== Excerpt
I'm intersted in learning more about the GERTboard at the bit-twiddling level!

I've done a lot of work on Arduinos and I've just put together a little "remote control" system to poke data to/from an Arduino over the (USB) serial line - so any Linux PC can talk to an Arduino (nothing new there), but via my little Library which emulates most of the Arduino "wiring" system - so a program running on the Linux host (and that'll be an RPi when I get my hands on one!) can do stuff like:

pinMode (2,1) // Pin 2 to output

digitalWrite (2, 1) // Pin 2 on

x = analogueRead (4) // Read analog input 4

and so on. This mimics code running natively on an Arduino, but in my case, I'm doing it from C and my BASIC on a Linux host, talking via USB/Serial to the Arduino.

So the idea I have is to extend it to being able to use the same system to poke the GPIO directly and noddle bits and stuff on a GERT board - add in an abstraction layer and off you go:

arduino = drcOpen ("/dev/ttyUSB0")

pinMode (arduino, 2, 1) // Pin 2 on the Arduino to output

digitalWrite (arduino, 2, 1) // Set pin 2 ON on the Ardunio

gpio = drcOpen ("GPIO")

pinMode (gpio, 3,0) // Pin 3 on the GPIO to input

y = digitalRead (gpio,3) // Read the state of pin 3 from the GPIO

gert = drcOpen("GERT")

pinMode (gert, 5, 2) // Set pin 5 on the GERT to PWM

digitalWrite (gert,5,1234) // Set the PWM coutner to 1234 on pin5 on the GERT

You get the drift. (hopefully!) So the essence is that from one high-level language there is a common interface to Arduino(s) over the USB serial line (or in-fact anything over the serial line that talks my 'drc' protocol), or directly to the on-board GPIO, or via the GERT board (who's interface I've yet to find out about!)

So the stuff I'm interested in is knowing the low-level interface between the RPi and the GERT, and also the possibility of putting my own software directly into the Atmel chip on the GERT (since it's the same chip as Arduinos?)

An example in BASIC - my Arduino test board has 10 LEDs connected to pins 2 through 11 (pins 1 & 2 are reserved for the serial line):

  100 ard = DrcOpen ("/dev/ttyUSB0")
====
Task description: Could you reproduce the part of the GERTboard post that opens with the words containing "digitalWrite (gert,5,1234) //" and closes with "find out about!)", copied character for character?
== Recorded data
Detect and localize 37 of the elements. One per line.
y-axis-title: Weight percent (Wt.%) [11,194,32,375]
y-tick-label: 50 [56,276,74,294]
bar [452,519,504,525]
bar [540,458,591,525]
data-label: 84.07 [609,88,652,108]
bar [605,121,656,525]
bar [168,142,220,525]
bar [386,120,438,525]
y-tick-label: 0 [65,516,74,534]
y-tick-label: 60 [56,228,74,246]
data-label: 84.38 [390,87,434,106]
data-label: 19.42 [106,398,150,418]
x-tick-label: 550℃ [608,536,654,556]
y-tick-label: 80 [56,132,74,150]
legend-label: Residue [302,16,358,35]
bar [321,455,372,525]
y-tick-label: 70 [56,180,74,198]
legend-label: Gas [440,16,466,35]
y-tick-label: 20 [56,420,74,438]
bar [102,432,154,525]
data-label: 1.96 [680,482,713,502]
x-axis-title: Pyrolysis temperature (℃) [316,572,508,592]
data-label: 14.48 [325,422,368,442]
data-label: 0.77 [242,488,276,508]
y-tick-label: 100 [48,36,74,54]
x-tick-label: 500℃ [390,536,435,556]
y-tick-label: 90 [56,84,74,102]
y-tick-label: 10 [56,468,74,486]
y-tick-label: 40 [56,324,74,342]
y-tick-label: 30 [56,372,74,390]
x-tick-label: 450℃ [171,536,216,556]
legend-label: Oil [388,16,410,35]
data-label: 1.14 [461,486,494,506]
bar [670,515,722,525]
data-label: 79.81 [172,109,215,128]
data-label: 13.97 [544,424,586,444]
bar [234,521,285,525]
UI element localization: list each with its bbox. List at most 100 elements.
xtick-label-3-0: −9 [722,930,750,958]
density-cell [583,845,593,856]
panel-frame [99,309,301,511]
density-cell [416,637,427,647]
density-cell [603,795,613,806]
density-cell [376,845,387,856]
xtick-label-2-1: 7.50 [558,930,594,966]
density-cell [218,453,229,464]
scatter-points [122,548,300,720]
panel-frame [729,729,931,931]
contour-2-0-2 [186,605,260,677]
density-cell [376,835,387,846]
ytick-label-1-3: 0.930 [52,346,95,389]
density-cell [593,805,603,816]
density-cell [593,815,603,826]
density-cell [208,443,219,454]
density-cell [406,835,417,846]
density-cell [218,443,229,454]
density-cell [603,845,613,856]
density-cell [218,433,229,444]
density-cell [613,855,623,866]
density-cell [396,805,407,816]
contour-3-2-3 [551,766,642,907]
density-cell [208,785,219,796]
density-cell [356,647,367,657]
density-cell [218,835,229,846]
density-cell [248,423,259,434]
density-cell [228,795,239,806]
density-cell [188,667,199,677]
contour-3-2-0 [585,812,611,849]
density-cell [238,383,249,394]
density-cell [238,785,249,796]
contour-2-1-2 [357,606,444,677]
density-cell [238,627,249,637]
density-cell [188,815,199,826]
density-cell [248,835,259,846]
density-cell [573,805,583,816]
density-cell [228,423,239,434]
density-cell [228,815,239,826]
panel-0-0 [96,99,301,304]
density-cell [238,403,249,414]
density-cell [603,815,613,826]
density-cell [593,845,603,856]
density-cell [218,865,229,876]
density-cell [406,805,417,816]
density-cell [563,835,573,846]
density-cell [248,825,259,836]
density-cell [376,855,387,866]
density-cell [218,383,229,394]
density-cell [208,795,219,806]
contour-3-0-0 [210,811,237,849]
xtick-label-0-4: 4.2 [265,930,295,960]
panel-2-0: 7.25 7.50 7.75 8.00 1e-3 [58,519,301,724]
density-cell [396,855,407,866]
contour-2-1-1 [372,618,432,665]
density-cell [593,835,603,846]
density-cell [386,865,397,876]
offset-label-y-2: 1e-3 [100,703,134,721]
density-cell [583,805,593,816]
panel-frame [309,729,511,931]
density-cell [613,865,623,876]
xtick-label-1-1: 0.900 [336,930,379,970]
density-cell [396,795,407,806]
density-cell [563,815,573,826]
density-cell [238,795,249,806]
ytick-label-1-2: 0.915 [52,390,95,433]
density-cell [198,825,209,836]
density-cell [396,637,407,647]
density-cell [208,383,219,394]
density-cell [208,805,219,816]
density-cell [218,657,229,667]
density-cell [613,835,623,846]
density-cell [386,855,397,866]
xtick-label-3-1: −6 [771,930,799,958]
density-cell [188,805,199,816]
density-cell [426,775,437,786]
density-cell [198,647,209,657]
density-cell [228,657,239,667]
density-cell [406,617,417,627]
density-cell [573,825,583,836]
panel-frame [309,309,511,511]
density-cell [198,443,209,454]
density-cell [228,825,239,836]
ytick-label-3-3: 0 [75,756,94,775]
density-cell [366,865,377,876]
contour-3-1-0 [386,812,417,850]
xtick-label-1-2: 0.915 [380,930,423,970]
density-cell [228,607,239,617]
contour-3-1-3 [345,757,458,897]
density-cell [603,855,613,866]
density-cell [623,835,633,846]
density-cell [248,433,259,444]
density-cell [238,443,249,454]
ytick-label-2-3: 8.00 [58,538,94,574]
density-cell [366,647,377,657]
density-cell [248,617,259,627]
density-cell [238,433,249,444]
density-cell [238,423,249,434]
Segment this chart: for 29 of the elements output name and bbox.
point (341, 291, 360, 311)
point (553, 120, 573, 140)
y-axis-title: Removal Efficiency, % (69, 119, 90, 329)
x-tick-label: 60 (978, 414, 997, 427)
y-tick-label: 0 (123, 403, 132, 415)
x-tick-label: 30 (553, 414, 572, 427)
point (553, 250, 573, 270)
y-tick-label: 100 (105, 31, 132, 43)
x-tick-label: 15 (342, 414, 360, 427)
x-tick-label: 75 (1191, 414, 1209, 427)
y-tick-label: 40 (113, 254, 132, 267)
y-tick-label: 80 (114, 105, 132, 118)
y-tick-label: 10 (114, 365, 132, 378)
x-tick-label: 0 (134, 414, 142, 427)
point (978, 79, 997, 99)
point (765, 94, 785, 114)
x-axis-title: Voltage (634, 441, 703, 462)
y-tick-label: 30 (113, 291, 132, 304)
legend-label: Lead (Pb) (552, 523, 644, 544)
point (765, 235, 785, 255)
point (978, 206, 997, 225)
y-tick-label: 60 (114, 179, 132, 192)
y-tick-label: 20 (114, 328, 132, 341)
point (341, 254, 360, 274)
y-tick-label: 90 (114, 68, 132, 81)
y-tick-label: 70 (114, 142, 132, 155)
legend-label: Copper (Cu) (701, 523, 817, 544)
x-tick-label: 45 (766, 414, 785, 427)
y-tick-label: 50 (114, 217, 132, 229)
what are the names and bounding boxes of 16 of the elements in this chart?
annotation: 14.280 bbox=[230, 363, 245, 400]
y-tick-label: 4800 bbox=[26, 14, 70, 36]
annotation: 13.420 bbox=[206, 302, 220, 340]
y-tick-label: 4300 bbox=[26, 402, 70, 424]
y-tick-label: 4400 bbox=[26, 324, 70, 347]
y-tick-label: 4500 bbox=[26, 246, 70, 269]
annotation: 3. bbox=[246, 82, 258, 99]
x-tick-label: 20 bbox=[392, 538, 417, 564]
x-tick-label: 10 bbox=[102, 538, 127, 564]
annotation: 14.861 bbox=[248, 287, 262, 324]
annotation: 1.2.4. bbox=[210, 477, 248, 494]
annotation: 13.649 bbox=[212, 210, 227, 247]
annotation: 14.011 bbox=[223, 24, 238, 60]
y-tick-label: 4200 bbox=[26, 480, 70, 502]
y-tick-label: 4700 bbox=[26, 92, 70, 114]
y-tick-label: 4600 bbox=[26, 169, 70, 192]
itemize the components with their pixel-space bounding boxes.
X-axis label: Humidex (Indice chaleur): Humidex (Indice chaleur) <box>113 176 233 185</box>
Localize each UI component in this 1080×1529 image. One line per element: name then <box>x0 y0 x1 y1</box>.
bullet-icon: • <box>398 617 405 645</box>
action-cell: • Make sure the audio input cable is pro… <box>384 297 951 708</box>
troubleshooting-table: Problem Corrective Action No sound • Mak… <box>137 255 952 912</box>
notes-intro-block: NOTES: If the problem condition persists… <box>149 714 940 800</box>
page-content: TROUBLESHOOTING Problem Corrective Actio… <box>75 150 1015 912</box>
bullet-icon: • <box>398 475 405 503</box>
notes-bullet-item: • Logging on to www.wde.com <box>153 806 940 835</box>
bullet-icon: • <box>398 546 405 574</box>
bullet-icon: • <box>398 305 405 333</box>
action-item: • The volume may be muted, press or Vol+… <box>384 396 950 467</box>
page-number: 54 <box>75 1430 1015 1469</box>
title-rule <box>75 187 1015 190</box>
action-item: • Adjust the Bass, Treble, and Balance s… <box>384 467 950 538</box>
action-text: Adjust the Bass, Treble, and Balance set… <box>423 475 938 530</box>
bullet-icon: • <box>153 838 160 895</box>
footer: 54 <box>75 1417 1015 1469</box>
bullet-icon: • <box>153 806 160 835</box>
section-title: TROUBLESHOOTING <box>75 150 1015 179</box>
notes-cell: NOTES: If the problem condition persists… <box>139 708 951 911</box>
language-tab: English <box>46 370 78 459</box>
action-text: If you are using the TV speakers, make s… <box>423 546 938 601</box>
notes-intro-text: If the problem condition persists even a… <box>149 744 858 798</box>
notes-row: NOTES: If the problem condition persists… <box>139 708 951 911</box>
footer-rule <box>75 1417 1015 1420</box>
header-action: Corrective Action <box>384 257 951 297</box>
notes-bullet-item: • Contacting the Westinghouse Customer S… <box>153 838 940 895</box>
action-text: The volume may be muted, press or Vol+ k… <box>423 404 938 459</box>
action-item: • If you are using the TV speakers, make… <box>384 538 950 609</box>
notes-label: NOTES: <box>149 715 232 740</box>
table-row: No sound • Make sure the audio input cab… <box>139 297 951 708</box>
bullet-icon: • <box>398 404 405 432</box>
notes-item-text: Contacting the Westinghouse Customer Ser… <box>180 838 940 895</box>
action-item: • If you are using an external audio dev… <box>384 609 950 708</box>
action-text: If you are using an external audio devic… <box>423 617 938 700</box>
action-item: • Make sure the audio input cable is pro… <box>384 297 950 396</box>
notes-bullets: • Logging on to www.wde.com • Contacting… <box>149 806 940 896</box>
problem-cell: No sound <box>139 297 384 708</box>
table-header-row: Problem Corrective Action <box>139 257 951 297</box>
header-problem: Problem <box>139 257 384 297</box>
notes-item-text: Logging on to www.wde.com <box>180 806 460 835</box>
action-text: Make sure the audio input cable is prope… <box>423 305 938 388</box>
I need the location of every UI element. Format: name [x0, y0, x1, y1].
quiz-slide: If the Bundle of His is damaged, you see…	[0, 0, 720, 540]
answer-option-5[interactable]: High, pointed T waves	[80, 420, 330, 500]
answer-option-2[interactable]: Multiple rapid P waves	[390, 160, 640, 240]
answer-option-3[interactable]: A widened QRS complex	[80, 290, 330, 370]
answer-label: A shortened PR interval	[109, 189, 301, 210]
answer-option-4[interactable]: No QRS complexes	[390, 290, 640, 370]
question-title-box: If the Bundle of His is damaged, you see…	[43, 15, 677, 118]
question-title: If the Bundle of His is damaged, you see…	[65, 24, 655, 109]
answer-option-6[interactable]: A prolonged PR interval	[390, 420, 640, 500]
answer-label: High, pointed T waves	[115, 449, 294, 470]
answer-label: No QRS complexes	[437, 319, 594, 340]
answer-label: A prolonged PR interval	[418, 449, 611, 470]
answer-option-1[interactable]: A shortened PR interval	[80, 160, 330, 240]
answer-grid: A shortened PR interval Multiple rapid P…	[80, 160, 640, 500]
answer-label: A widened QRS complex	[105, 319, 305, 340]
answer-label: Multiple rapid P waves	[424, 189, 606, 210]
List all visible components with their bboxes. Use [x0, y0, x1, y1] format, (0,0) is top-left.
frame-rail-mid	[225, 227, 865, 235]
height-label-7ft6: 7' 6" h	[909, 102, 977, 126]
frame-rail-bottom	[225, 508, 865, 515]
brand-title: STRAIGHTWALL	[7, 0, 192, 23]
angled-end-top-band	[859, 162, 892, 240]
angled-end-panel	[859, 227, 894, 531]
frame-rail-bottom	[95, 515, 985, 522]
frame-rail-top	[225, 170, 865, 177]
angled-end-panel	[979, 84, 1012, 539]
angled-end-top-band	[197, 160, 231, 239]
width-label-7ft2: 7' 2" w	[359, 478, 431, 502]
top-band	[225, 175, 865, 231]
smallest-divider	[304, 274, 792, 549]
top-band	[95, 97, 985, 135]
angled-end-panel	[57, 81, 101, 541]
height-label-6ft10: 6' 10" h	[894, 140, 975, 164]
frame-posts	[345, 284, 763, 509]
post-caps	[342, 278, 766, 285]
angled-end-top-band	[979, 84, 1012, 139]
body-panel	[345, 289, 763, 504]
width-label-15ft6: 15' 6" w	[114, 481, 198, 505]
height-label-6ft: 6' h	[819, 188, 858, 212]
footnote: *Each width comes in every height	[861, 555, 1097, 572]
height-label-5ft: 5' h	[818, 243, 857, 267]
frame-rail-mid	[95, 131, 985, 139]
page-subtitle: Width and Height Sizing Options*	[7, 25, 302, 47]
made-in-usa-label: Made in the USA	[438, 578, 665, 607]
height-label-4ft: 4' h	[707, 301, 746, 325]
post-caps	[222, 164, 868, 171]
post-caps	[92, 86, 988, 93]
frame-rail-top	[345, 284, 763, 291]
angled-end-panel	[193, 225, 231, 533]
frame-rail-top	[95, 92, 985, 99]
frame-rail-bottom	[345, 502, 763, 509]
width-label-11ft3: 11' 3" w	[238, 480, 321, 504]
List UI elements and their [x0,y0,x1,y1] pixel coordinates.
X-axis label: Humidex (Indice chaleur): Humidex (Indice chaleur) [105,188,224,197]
====
Exercise output:
digitalWrite (gert,5,1234) // Set the PWM coutner to 1234 on pin5 on the GERT

You get the drift. (hopefully!) So the essence is that from one high-level language there is a common interface to Arduino(s) over the USB serial line (or in-fact anything over the serial line that talks my 'drc' protocol), or directly to the on-board GPIO, or via the GERT board (who's interface I've yet to find out about!)